It's more dependant on the well classification. Gas wells produce condensate because the liquids fall out of the gas stream as the pressure and temperature changes as the steam flows uphole from the reservoir. Crude is liquid in the reservoir and remains liquid with gas coming out of solution with changes in pressure and temperature. Generally a gas oil ratio of 10000 or greater defines a the well as a gas well. Tha t is a very basic definition without getting into the calculus of enthapy curves, bugbubble points and the like..

month      barrels

05/2013    8939
04/2013    9361
03/2013    9922
02/2013    9078
01/2013    8369

That well is sucking all the oil out of the brown dense :)

I just noticed at SONRIS Lite that a DT-1 test of the WB Exxon Mobil well on 3/30/2013 (reported 5/1/2013) shows that the WB produced 324 BCPD and 449 MCFD on what appears to be an open choke (64/64). Could this be correct? If so, this would represent a large opening up of the choke from the SDM2G test of 1/2/2013 when the well produced 504 BCPD and 1019 MCFD on 10/64 choke, and would imply that the decline rate is greater than it appears.

http://sonlite.dnr.state.la.us/sundown/cart_prod/cart_con_wellinfo2...

What we really need to see is the flowing tubing pressure.  As mentioned above, the choke can be opened to maintain the rate until the choke is all the way open, then the true decline rate can be determined. 

Interestingly, SONRIS Lite reports a flowing pressure of 3500 for both the 3/30/2013 and 1/2/2013 tests, so something doesn't add up. Also, the reported production for the full month of April averaged 312 BCPD, down only slightly from the test of 3/30/2013. If this April production was at 64/64 choke setting, it seems the decline during the month would have been greater.

I, along with others, have speculated that WB ran into a fracture system that is feeding their well.  Just like in the Austin Chalk, if natural fractures do exist, you can get some monster wells if you hit the fractures just right.  If this is true, the trick is going to be determining the fracture prone areas and drilling there.

Recorded data:
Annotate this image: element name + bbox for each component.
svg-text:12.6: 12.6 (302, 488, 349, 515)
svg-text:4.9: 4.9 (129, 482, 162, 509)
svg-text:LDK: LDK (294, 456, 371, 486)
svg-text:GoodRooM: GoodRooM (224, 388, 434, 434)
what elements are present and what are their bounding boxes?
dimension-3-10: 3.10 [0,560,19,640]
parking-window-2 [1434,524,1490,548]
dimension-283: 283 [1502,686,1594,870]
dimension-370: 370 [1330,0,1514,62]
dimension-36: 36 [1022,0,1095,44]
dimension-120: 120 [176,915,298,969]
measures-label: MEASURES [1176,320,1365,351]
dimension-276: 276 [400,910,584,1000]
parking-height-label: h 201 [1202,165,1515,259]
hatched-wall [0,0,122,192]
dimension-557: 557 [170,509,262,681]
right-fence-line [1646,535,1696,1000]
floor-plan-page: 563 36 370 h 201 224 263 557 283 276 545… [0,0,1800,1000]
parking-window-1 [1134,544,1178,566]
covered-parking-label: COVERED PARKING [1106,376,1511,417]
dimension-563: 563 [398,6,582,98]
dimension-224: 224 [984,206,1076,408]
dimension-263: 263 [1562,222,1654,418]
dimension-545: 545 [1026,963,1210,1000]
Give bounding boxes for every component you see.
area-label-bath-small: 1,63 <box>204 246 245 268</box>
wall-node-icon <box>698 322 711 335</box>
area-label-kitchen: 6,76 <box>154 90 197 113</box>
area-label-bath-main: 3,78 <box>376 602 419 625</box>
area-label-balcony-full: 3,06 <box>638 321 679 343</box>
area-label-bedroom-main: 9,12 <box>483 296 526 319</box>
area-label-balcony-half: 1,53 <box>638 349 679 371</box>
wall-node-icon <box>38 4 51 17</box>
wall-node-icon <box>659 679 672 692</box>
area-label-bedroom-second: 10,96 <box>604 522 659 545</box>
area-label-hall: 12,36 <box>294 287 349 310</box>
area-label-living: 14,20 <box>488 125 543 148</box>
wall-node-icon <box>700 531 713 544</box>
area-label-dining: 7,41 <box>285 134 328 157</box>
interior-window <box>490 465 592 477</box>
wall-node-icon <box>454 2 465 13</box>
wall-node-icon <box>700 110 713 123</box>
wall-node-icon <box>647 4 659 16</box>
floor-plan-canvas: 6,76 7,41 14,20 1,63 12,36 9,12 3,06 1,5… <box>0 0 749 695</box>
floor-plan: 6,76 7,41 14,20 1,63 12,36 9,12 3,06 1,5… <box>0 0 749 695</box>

▶ _INSTRUCTION 1_
From the month-and-barrels table in the oil well discussion above, list every month and the number of barrels recorded for it.
▶ _INSTRUCTION 2_
Carry the oil well discussion forward from its final sentence, writing the next part of the exchange.

▶ _RESULT 1_
- 05/2013: 8939 barrels
- 04/2013: 9361 barrels
- 03/2013: 9922 barrels
- 02/2013: 9078 barrels
- 01/2013: 8369 barrels

▶ _RESULT 2_
With the possible exception of the Dean vertical test, it does not look like SWN has had the luck(?) that WB had in terms of hitting fractures.  They just seem to be drilling in areas where their casing is falling apart. 

This well has grossed ~$5mm in six months so far...as a vertical. It is likely a 400k+ bbl EUR?

If they drill an horizontal well on this unit, it'll be huge.

If SWN or any other operator considered a horizontal here a slam dunk, I think W-B would have found them by now.  Of course W-B could be asking more than a larger operator is willing to pay at this point in time.  Regardless, why would any operator want to drill horizontal wells at $10-$12M per each if they thought they could get similar long term production from vertical wells at $1 - $1.5M? 

Something else is at play with this W-B well proximity. If there were no barriers, the pipepline would have been in place in 2010 and there'd be dozens of verticals(despite horizontals bringing higher recoveries) all around this well.

This well is outperforming Eagleford verticals by 4X. Even the Dean 31 horizontal is performing in line with Eagleford verticals. A horizontal here by the W-B well could turn some heads, it appears, as this well had no fracks. What would a 5400' wellbore with 20 stages do in this well's rock?

Isn't this well on Exxon fee? If so then I would think Exxon wouldn't be in a hurry to do much with but would rather just see it as a shelf project.